### Your task
Please write the listing below out again exactly, leaving every picture behind.
** begin **
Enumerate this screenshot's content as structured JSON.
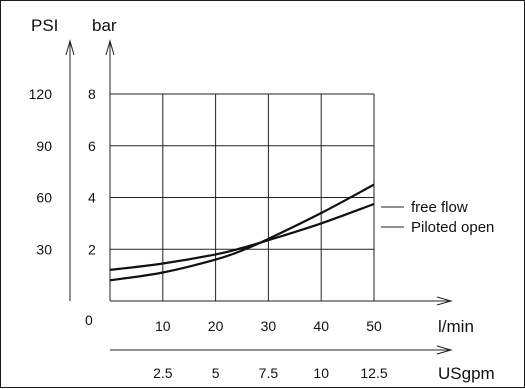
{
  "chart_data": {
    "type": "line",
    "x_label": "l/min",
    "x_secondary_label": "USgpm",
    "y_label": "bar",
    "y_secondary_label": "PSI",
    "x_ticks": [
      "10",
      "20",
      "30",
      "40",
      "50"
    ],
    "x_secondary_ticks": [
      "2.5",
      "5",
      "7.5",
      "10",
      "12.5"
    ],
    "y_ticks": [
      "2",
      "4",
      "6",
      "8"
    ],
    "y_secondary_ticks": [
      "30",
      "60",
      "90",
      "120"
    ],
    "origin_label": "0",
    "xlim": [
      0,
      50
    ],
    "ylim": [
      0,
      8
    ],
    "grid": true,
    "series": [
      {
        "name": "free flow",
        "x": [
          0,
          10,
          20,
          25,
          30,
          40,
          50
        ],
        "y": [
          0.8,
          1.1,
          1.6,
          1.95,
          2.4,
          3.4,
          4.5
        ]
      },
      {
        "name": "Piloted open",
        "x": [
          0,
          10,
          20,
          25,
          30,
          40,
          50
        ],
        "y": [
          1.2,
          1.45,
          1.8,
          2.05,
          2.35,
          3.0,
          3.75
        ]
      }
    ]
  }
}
** end **
### Solution to this exercise
Enumerate this screenshot's content as structured JSON.
{
  "chart_data": {
    "type": "line",
    "x_label": "l/min",
    "x_secondary_label": "USgpm",
    "y_label": "bar",
    "y_secondary_label": "PSI",
    "x_ticks": [
      "10",
      "20",
      "30",
      "40",
      "50"
    ],
    "x_secondary_ticks": [
      "2.5",
      "5",
      "7.5",
      "10",
      "12.5"
    ],
    "y_ticks": [
      "2",
      "4",
      "6",
      "8"
    ],
    "y_secondary_ticks": [
      "30",
      "60",
      "90",
      "120"
    ],
    "origin_label": "0",
    "xlim": [
      0,
      50
    ],
    "ylim": [
      0,
      8
    ],
    "grid": true,
    "series": [
      {
        "name": "free flow",
        "x": [
          0,
          10,
          20,
          25,
          30,
          40,
          50
        ],
        "y": [
          0.8,
          1.1,
          1.6,
          1.95,
          2.4,
          3.4,
          4.5
        ]
      },
      {
        "name": "Piloted open",
        "x": [
          0,
          10,
          20,
          25,
          30,
          40,
          50
        ],
        "y": [
          1.2,
          1.45,
          1.8,
          2.05,
          2.35,
          3.0,
          3.75
        ]
      }
    ]
  }
}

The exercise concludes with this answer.